◆ **GIVEN RECORDS**

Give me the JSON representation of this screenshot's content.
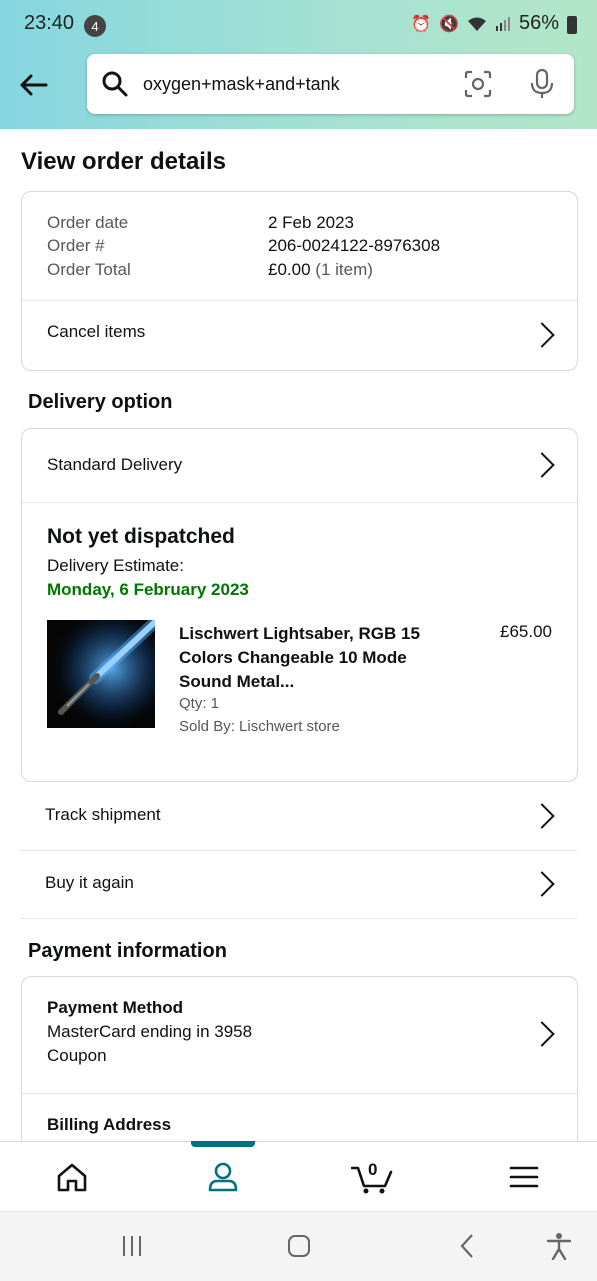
{
  "status_bar": {
    "time": "23:40",
    "notification_count": "4",
    "battery": "56%",
    "icons": [
      "alarm-icon",
      "mute-icon",
      "wifi-icon",
      "signal-icon",
      "battery-icon"
    ]
  },
  "search": {
    "query": "oxygen+mask+and+tank",
    "icons": [
      "search-icon",
      "camera-lens-icon",
      "microphone-icon"
    ]
  },
  "page_title": "View order details",
  "order_summary": {
    "date_label": "Order date",
    "date_value": "2 Feb 2023",
    "number_label": "Order #",
    "number_value": "206-0024122-8976308",
    "total_label": "Order Total",
    "total_value": "£0.00",
    "total_items": "(1 item)",
    "cancel_label": "Cancel items"
  },
  "delivery": {
    "section_title": "Delivery option",
    "option_label": "Standard Delivery",
    "status": "Not yet dispatched",
    "estimate_label": "Delivery Estimate:",
    "estimate_date": "Monday, 6 February 2023",
    "item": {
      "title": "Lischwert Lightsaber, RGB 15 Colors Changeable 10 Mode Sound Metal...",
      "price": "£65.00",
      "qty": "Qty: 1",
      "seller": "Sold By: Lischwert store"
    }
  },
  "actions": {
    "track": "Track shipment",
    "buy_again": "Buy it again"
  },
  "payment": {
    "section_title": "Payment information",
    "method_title": "Payment Method",
    "method_line1": "MasterCard ending in 3958",
    "method_line2": "Coupon",
    "billing_title": "Billing Address"
  },
  "bottom_nav": {
    "cart_count": "0",
    "items": [
      "home-icon",
      "account-icon",
      "cart-icon",
      "menu-icon"
    ],
    "active": "account"
  },
  "colors": {
    "accent": "#007185",
    "green": "#007600",
    "border": "#d5d9d9"
  }
}
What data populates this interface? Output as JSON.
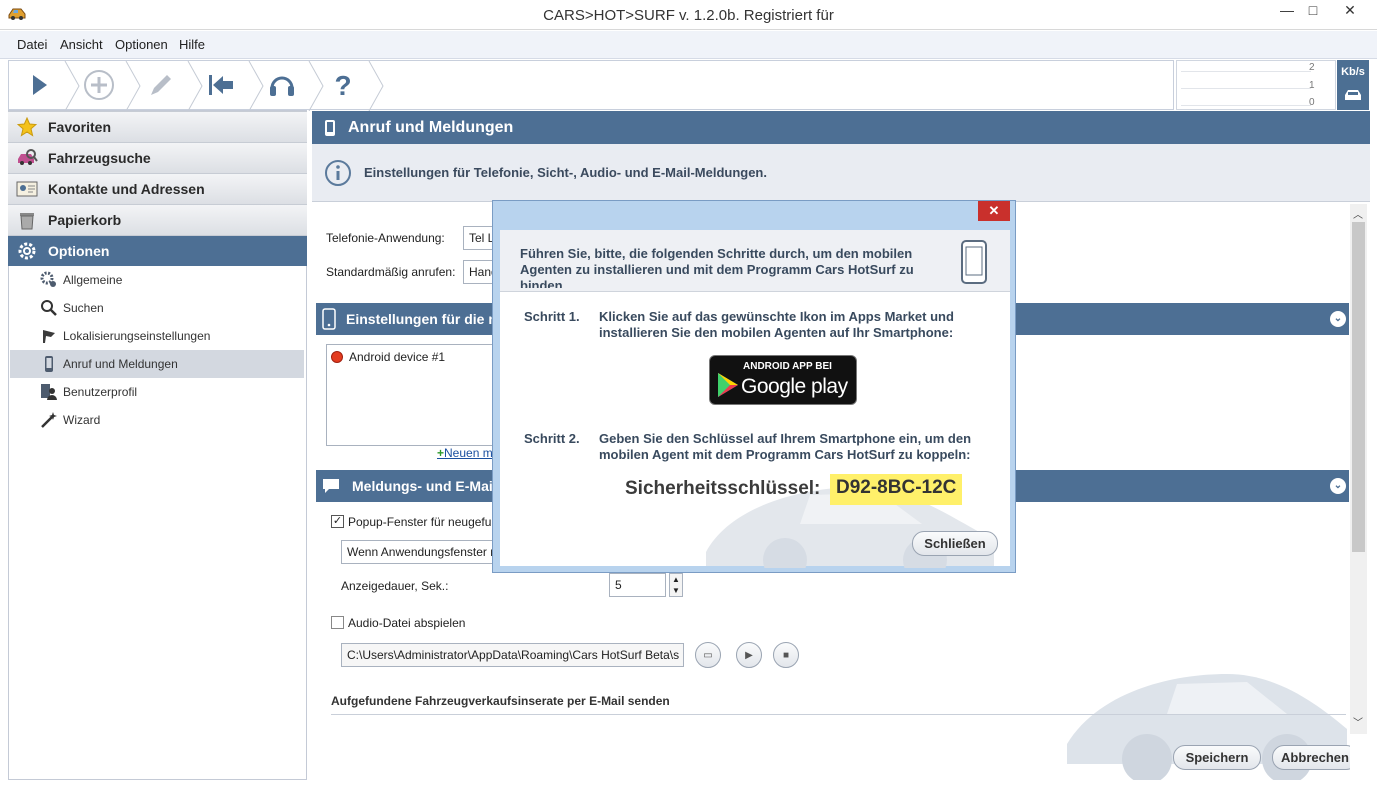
{
  "window": {
    "title": "CARS>HOT>SURF v. 1.2.0b. Registriert für",
    "minimize": "—",
    "maximize": "□",
    "close": "✕"
  },
  "menu": [
    "Datei",
    "Ansicht",
    "Optionen",
    "Hilfe"
  ],
  "toolbar": {
    "buttons": [
      "play-icon",
      "add-icon",
      "edit-icon",
      "back-to-start-icon",
      "headset-icon",
      "help-icon"
    ],
    "help_glyph": "?"
  },
  "speed": {
    "ticks": [
      "2",
      "1",
      "0"
    ],
    "unit": "Kb/s"
  },
  "sidebar": {
    "sections": [
      {
        "label": "Favoriten",
        "icon": "star-icon"
      },
      {
        "label": "Fahrzeugsuche",
        "icon": "car-search-icon"
      },
      {
        "label": "Kontakte und Adressen",
        "icon": "contacts-icon"
      },
      {
        "label": "Papierkorb",
        "icon": "trash-icon"
      },
      {
        "label": "Optionen",
        "icon": "gear-icon"
      }
    ],
    "subitems": [
      {
        "label": "Allgemeine",
        "icon": "gears-icon"
      },
      {
        "label": "Suchen",
        "icon": "search-icon"
      },
      {
        "label": "Lokalisierungseinstellungen",
        "icon": "flag-icon"
      },
      {
        "label": "Anruf und Meldungen",
        "icon": "phone-icon"
      },
      {
        "label": "Benutzerprofil",
        "icon": "user-profile-icon"
      },
      {
        "label": "Wizard",
        "icon": "wizard-icon"
      }
    ]
  },
  "main": {
    "title": "Anruf und Meldungen",
    "info": "Einstellungen für Telefonie, Sicht-, Audio- und E-Mail-Meldungen.",
    "telephony_label": "Telefonie-Anwendung:",
    "telephony_value": "Tel L",
    "default_call_label": "Standardmäßig anrufen:",
    "default_call_value": "Hand",
    "group1_title": "Einstellungen für die m",
    "device": "Android device #1",
    "new_link": "Neuen m",
    "group2_title": "Meldungs- und E-Mail-",
    "popup_label": "Popup-Fenster für neugefu",
    "popup_select": "Wenn Anwendungsfenster n",
    "duration_label": "Anzeigedauer, Sek.:",
    "duration_value": "5",
    "audio_label": "Audio-Datei abspielen",
    "audio_path": "C:\\Users\\Administrator\\AppData\\Roaming\\Cars HotSurf Beta\\s",
    "email_section": "Aufgefundene Fahrzeugverkaufsinserate per E-Mail senden",
    "save": "Speichern",
    "cancel": "Abbrechen"
  },
  "dialog": {
    "close": "✕",
    "intro": "Führen Sie, bitte, die folgenden Schritte durch, um den mobilen Agenten zu installieren und mit dem Programm Cars HotSurf zu binden.",
    "step1_label": "Schritt 1.",
    "step1_text": "Klicken Sie auf das gewünschte Ikon im Apps Market und installieren Sie den mobilen Agenten auf Ihr Smartphone:",
    "badge_top": "ANDROID APP BEI",
    "badge_main": "Google play",
    "step2_label": "Schritt 2.",
    "step2_text": "Geben Sie den Schlüssel auf Ihrem Smartphone ein, um den mobilen Agent mit dem Programm Cars HotSurf zu koppeln:",
    "key_label": "Sicherheitsschlüssel:",
    "key_value": "D92-8BC-12C",
    "close_button": "Schließen"
  },
  "colors": {
    "accent": "#4d6f94",
    "key_highlight": "#fff06a",
    "dialog_frame": "#b8d3ee",
    "close_red": "#c9302c"
  }
}
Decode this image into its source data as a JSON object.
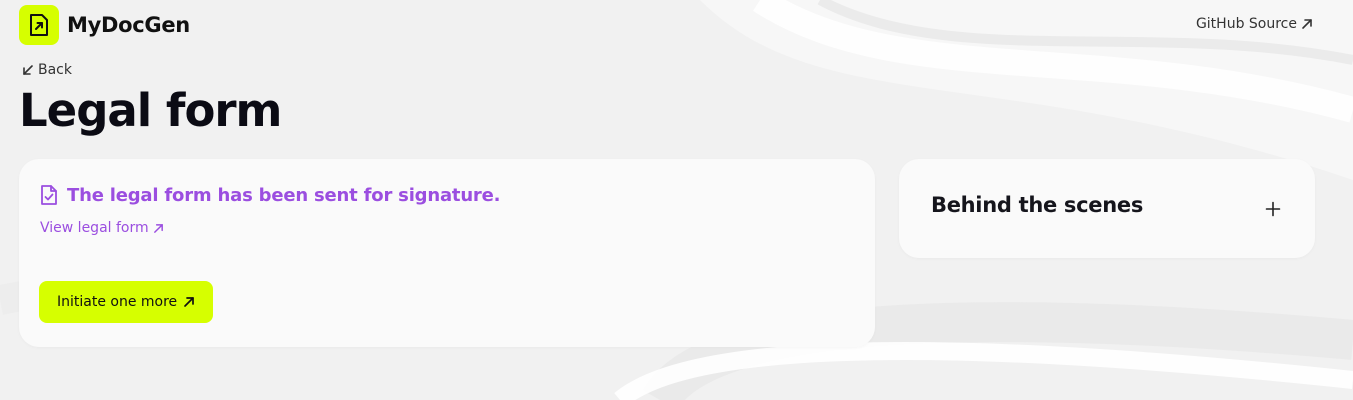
{
  "header": {
    "brand_name": "MyDocGen",
    "github_label": "GitHub Source"
  },
  "nav": {
    "back_label": "Back"
  },
  "page": {
    "title": "Legal form"
  },
  "status_card": {
    "message": "The legal form has been sent for signature.",
    "view_link_label": "View legal form",
    "initiate_button_label": "Initiate one more"
  },
  "side_card": {
    "title": "Behind the scenes"
  },
  "colors": {
    "accent_lime": "#d6ff00",
    "accent_purple": "#9b4ee0",
    "background": "#f1f1f1",
    "card": "#fafafa"
  },
  "icons": {
    "logo": "arrow-up-right-document-icon",
    "github": "arrow-up-right-icon",
    "back": "arrow-down-left-icon",
    "success": "document-check-icon",
    "view": "arrow-up-right-icon",
    "initiate": "arrow-up-right-icon",
    "toggle": "plus-icon"
  }
}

◆ **EXERCISE OBJECTIVE**
From the records, copy every line that has the string "arrow" in it.

◆ **FULL ANSWER**
    "logo": "arrow-up-right-document-icon",
    "github": "arrow-up-right-icon",
    "back": "arrow-down-left-icon",
    "view": "arrow-up-right-icon",
    "initiate": "arrow-up-right-icon",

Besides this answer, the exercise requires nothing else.